- _Data provided_:
┏━━
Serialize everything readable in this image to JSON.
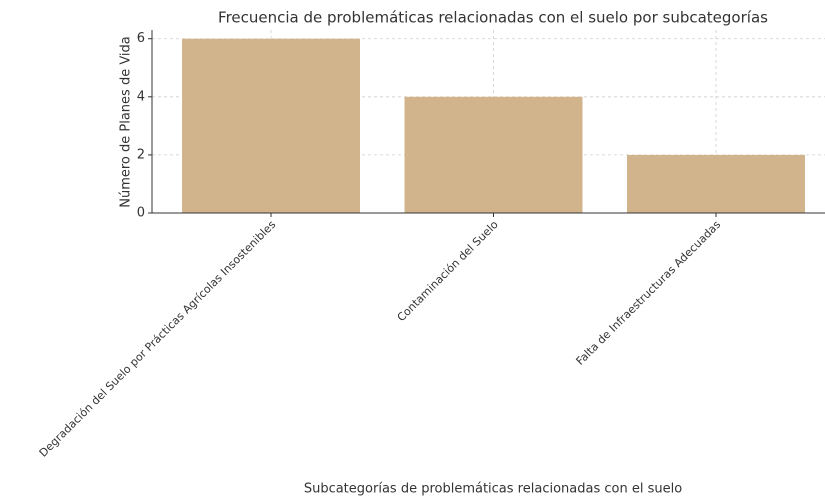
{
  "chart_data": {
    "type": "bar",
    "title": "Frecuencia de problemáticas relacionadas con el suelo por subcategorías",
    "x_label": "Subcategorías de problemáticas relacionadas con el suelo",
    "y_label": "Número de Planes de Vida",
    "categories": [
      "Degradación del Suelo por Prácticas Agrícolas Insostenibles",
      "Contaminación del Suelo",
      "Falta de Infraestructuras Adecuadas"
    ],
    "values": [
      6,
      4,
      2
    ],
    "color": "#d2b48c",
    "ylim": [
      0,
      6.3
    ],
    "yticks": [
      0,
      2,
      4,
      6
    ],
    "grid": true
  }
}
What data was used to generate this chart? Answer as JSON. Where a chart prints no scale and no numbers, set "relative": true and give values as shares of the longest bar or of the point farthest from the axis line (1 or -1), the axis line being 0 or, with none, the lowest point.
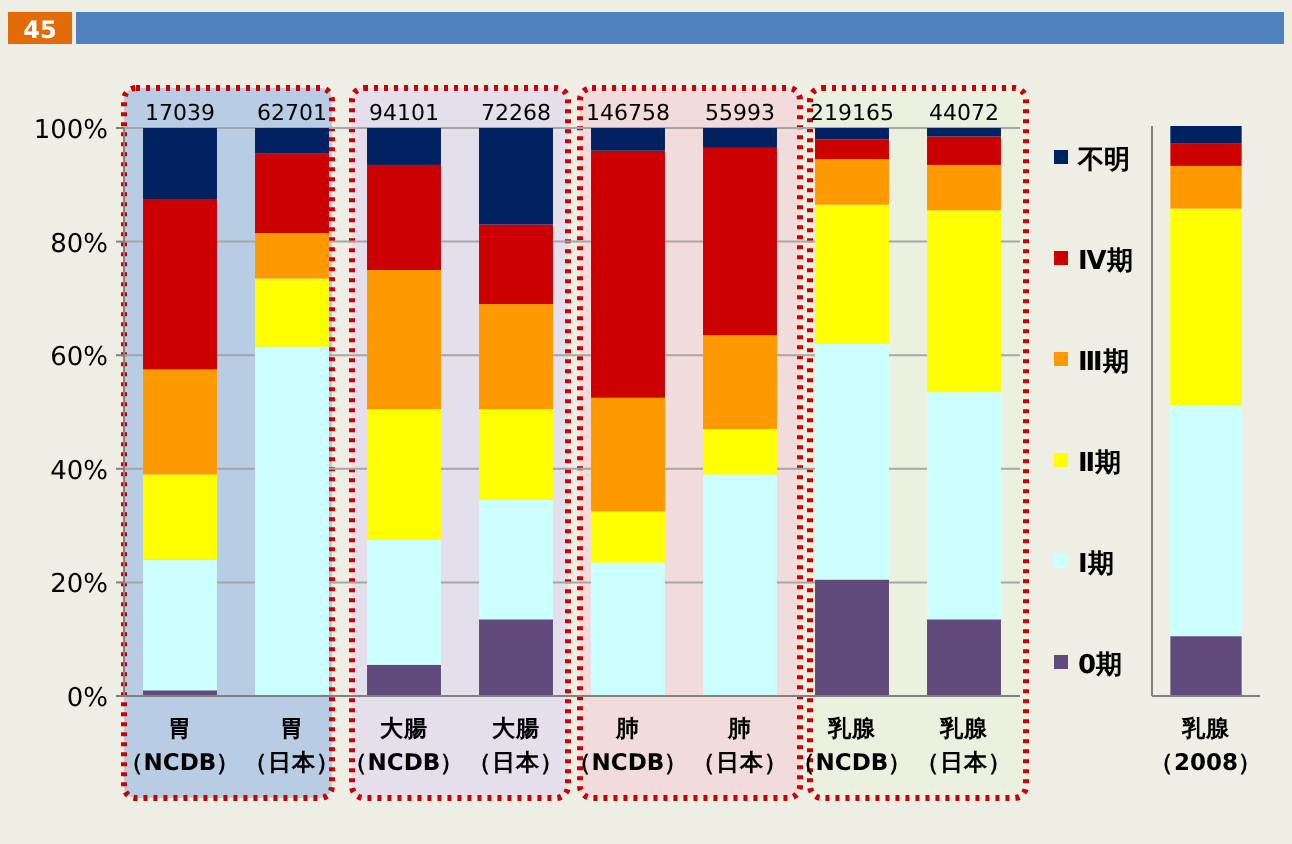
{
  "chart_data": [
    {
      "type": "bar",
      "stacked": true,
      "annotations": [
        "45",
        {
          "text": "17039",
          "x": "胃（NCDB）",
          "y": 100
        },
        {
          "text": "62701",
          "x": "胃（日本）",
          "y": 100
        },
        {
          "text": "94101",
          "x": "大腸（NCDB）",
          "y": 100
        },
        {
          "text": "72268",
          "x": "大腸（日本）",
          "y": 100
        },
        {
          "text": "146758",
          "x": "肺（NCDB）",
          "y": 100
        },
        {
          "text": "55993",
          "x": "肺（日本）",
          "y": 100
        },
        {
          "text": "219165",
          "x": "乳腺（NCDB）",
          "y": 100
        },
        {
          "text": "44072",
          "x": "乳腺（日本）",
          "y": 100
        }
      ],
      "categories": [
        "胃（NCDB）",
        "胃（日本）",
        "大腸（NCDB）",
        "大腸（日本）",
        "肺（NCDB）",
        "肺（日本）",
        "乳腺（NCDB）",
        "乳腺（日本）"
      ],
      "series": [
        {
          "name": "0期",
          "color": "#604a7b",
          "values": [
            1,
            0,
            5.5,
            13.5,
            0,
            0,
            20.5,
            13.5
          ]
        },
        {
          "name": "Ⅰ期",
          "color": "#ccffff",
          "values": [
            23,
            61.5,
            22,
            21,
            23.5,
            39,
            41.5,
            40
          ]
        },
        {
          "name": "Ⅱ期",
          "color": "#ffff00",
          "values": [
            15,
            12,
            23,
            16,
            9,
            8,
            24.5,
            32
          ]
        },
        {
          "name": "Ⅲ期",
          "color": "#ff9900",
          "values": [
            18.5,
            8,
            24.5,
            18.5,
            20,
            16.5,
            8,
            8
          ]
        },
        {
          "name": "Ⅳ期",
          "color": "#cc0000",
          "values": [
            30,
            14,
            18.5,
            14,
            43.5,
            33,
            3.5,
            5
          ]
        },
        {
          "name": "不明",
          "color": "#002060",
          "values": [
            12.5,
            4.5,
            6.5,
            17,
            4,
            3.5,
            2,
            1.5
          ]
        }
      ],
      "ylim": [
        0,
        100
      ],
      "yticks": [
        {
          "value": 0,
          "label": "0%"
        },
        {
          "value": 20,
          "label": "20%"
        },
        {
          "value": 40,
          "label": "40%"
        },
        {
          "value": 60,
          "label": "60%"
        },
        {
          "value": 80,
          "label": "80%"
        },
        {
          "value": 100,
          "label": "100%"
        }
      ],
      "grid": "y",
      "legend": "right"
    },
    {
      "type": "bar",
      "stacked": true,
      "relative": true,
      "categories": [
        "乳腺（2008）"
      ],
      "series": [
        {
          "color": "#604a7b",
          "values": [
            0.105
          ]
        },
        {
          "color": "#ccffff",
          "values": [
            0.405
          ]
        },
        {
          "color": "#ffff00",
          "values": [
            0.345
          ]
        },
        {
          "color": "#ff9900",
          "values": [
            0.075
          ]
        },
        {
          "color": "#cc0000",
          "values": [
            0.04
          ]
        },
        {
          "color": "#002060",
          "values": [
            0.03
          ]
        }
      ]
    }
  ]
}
┗━━
The pictures in the entries should be left out; output everything else exactly.

Serialize everything readable in this image to JSON.
{
  "chart_data": {
    "type": "bar",
    "title": "Frecuencia de problemáticas relacionadas con el suelo por subcategorías",
    "x_label": "Subcategorías de problemáticas relacionadas con el suelo",
    "y_label": "Número de Planes de Vida",
    "categories": [
      "Degradación del Suelo por Prácticas Agrícolas Insostenibles",
      "Contaminación del Suelo",
      "Falta de Infraestructuras Adecuadas"
    ],
    "values": [
      6,
      4,
      2
    ],
    "color": "#d2b48c",
    "ylim": [
      0,
      6.3
    ],
    "yticks": [
      0,
      2,
      4,
      6
    ],
    "grid": true
  }
}
What data was used to generate this chart? Answer as JSON. Where a chart prints no scale and no numbers, set "relative": true and give values as shares of the longest bar or of the point farthest from the axis line (1 or -1), the axis line being 0 or, with none, the lowest point.
{
  "chart_data": [
    {
      "type": "bar",
      "stacked": true,
      "annotations": [
        "45",
        {
          "text": "17039",
          "x": "胃（NCDB）",
          "y": 100
        },
        {
          "text": "62701",
          "x": "胃（日本）",
          "y": 100
        },
        {
          "text": "94101",
          "x": "大腸（NCDB）",
          "y": 100
        },
        {
          "text": "72268",
          "x": "大腸（日本）",
          "y": 100
        },
        {
          "text": "146758",
          "x": "肺（NCDB）",
          "y": 100
        },
        {
          "text": "55993",
          "x": "肺（日本）",
          "y": 100
        },
        {
          "text": "219165",
          "x": "乳腺（NCDB）",
          "y": 100
        },
        {
          "text": "44072",
          "x": "乳腺（日本）",
          "y": 100
        }
      ],
      "categories": [
        "胃（NCDB）",
        "胃（日本）",
        "大腸（NCDB）",
        "大腸（日本）",
        "肺（NCDB）",
        "肺（日本）",
        "乳腺（NCDB）",
        "乳腺（日本）"
      ],
      "series": [
        {
          "name": "0期",
          "color": "#604a7b",
          "values": [
            1,
            0,
            5.5,
            13.5,
            0,
            0,
            20.5,
            13.5
          ]
        },
        {
          "name": "Ⅰ期",
          "color": "#ccffff",
          "values": [
            23,
            61.5,
            22,
            21,
            23.5,
            39,
            41.5,
            40
          ]
        },
        {
          "name": "Ⅱ期",
          "color": "#ffff00",
          "values": [
            15,
            12,
            23,
            16,
            9,
            8,
            24.5,
            32
          ]
        },
        {
          "name": "Ⅲ期",
          "color": "#ff9900",
          "values": [
            18.5,
            8,
            24.5,
            18.5,
            20,
            16.5,
            8,
            8
          ]
        },
        {
          "name": "Ⅳ期",
          "color": "#cc0000",
          "values": [
            30,
            14,
            18.5,
            14,
            43.5,
            33,
            3.5,
            5
          ]
        },
        {
          "name": "不明",
          "color": "#002060",
          "values": [
            12.5,
            4.5,
            6.5,
            17,
            4,
            3.5,
            2,
            1.5
          ]
        }
      ],
      "ylim": [
        0,
        100
      ],
      "yticks": [
        {
          "value": 0,
          "label": "0%"
        },
        {
          "value": 20,
          "label": "20%"
        },
        {
          "value": 40,
          "label": "40%"
        },
        {
          "value": 60,
          "label": "60%"
        },
        {
          "value": 80,
          "label": "80%"
        },
        {
          "value": 100,
          "label": "100%"
        }
      ],
      "grid": "y",
      "legend": "right"
    },
    {
      "type": "bar",
      "stacked": true,
      "relative": true,
      "categories": [
        "乳腺（2008）"
      ],
      "series": [
        {
          "color": "#604a7b",
          "values": [
            0.105
          ]
        },
        {
          "color": "#ccffff",
          "values": [
            0.405
          ]
        },
        {
          "color": "#ffff00",
          "values": [
            0.345
          ]
        },
        {
          "color": "#ff9900",
          "values": [
            0.075
          ]
        },
        {
          "color": "#cc0000",
          "values": [
            0.04
          ]
        },
        {
          "color": "#002060",
          "values": [
            0.03
          ]
        }
      ]
    }
  ]
}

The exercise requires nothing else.